====== Entries ======
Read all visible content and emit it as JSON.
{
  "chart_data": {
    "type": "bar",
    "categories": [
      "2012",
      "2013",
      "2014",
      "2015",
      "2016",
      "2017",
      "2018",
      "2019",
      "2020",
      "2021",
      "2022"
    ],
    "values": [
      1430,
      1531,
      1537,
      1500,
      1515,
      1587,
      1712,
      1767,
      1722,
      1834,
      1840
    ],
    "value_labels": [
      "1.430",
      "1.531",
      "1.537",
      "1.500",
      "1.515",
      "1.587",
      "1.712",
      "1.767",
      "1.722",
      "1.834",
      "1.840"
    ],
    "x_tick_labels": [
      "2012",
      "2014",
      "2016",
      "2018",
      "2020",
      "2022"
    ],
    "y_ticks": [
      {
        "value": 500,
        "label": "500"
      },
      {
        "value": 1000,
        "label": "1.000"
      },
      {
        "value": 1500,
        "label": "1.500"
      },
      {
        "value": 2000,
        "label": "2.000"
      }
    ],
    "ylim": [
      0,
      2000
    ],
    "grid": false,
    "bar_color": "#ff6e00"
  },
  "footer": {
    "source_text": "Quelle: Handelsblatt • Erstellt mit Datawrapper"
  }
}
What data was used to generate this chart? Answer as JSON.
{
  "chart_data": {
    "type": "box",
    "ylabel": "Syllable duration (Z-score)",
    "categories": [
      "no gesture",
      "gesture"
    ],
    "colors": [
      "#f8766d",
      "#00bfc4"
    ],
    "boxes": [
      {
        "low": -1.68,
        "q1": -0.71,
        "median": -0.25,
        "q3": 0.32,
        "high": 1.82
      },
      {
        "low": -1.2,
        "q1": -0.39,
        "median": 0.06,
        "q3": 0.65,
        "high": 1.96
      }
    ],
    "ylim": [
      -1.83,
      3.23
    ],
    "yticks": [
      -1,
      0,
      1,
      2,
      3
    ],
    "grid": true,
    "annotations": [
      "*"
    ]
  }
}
======
In the records above, find each line that holds the word "JSON"; copy all such lines.

Worked solution>
Read all visible content and emit it as JSON.
What data was used to generate this chart? Answer as JSON.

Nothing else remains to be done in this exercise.